■ DIRECTIONS FOR THIS TASK: Copy out each line below containing "ffffff".

"""

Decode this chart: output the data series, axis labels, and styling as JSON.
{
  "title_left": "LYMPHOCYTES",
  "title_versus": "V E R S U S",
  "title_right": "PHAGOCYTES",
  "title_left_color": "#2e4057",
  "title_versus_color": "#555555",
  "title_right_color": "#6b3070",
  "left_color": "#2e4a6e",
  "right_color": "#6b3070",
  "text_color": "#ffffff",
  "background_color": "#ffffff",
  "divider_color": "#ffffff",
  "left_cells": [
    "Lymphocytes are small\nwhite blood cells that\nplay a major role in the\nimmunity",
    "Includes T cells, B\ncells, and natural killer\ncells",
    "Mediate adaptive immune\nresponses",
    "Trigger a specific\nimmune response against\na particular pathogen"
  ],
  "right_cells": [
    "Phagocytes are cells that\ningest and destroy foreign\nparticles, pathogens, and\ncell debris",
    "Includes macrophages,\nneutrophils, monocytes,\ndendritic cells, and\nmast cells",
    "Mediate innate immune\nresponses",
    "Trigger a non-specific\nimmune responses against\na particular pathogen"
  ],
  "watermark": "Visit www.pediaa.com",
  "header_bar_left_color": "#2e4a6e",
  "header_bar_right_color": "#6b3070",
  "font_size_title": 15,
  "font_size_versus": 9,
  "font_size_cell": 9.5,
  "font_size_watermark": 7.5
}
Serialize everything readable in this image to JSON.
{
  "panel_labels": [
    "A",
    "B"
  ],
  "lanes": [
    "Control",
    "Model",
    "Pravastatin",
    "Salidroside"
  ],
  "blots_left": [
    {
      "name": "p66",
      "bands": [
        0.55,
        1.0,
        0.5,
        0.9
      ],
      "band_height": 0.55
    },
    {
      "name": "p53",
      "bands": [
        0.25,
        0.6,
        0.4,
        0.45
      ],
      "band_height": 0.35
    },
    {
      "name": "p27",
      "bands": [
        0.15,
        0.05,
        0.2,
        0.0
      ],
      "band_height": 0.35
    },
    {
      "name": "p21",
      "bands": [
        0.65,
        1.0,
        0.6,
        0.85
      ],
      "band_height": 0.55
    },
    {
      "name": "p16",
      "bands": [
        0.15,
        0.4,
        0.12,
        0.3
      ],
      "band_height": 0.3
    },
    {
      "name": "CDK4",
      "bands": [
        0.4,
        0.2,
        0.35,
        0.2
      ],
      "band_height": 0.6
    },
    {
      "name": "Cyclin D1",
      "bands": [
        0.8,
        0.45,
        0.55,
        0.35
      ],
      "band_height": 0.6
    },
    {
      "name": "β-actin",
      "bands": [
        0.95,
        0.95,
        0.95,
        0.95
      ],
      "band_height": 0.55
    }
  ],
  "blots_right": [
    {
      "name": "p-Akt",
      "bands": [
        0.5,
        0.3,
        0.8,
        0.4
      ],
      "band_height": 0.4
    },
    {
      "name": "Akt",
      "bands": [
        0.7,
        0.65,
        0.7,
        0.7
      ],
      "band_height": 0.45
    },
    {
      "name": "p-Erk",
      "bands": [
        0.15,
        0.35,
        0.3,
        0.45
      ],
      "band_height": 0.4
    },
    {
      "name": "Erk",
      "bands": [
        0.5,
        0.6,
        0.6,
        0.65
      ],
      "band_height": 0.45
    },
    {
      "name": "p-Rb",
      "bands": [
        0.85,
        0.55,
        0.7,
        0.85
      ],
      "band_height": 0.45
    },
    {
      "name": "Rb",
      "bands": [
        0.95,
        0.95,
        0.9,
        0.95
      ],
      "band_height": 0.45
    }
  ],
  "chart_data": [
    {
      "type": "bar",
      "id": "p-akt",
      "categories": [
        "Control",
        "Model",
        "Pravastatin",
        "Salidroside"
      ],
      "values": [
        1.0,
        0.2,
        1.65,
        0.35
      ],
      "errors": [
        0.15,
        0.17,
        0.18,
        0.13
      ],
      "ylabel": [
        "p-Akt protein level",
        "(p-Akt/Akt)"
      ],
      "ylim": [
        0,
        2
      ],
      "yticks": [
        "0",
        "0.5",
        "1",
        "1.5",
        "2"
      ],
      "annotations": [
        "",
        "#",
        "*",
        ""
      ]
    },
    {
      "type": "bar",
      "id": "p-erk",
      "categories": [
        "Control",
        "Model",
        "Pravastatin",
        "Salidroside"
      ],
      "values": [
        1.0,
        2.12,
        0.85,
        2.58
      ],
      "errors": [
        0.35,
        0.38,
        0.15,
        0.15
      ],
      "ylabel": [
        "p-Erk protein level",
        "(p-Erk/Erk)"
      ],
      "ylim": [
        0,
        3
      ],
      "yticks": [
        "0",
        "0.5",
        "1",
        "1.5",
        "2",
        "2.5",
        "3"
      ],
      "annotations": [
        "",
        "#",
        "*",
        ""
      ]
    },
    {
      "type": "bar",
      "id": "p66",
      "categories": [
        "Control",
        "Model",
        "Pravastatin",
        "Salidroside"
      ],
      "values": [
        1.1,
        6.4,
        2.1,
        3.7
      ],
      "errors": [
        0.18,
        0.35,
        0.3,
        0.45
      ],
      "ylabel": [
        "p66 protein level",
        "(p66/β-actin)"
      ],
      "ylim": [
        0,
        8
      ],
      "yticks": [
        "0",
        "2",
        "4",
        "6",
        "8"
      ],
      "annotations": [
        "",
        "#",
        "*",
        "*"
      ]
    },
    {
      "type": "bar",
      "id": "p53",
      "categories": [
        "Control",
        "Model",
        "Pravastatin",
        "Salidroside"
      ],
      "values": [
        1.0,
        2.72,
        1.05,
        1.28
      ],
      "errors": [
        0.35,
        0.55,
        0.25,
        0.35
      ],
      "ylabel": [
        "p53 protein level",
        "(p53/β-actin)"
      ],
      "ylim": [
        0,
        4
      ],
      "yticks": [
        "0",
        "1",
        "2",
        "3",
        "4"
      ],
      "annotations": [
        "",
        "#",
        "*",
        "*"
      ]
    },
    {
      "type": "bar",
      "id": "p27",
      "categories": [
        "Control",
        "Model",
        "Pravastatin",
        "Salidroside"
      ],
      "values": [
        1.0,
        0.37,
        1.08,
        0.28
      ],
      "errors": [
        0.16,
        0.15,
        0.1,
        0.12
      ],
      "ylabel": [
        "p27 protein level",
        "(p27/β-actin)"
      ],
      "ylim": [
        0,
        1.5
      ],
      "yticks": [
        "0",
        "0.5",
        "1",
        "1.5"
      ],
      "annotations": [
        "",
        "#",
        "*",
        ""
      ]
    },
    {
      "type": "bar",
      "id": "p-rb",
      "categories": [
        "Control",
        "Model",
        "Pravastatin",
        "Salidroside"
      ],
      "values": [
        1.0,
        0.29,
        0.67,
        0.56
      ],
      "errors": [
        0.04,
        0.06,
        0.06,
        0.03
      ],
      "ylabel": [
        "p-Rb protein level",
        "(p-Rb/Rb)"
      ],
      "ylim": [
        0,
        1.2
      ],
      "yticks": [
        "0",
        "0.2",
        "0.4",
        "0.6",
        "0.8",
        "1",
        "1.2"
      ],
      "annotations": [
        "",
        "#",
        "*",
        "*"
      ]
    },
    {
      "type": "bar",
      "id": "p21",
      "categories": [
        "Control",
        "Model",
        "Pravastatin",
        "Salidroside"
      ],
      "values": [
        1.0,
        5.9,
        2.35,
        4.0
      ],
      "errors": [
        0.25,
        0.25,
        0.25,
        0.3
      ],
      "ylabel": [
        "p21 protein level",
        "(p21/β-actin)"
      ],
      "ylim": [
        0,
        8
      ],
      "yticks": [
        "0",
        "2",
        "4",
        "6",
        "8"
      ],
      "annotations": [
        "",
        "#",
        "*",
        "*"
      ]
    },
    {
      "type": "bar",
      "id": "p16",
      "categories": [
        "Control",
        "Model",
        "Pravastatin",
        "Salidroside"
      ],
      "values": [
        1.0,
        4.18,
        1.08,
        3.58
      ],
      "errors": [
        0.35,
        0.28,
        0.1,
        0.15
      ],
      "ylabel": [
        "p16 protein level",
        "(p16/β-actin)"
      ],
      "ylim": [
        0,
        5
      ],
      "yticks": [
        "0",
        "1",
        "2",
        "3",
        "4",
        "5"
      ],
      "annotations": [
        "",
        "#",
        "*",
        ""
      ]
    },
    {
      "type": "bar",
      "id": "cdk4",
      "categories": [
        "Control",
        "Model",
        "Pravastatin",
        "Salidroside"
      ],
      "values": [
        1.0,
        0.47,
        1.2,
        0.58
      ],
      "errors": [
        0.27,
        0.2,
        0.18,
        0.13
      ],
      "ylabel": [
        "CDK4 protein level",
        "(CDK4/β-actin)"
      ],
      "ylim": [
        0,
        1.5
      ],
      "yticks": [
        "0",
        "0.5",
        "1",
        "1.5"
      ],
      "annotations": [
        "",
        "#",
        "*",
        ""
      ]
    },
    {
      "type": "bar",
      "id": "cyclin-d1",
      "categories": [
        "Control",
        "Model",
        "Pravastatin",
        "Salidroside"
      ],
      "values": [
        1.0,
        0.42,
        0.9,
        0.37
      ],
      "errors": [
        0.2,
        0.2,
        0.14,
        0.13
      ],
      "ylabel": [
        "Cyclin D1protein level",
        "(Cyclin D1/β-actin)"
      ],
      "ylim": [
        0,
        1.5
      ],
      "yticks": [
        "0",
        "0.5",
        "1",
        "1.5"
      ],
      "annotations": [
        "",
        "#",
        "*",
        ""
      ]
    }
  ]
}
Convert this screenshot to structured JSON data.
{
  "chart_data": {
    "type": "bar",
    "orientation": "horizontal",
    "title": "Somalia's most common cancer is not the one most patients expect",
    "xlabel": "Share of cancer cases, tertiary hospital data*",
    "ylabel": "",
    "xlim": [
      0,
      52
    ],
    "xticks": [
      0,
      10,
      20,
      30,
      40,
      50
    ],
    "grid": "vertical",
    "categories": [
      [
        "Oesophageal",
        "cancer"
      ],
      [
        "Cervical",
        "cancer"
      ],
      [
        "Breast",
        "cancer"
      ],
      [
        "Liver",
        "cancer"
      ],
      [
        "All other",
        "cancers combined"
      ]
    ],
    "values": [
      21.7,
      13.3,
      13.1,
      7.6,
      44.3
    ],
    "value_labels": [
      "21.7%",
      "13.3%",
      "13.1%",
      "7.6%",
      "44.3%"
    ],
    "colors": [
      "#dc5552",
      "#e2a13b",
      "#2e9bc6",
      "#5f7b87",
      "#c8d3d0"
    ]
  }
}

"""

■ RESPONSE:
  "text_color": "#ffffff",
  "background_color": "#ffffff",
  "divider_color": "#ffffff",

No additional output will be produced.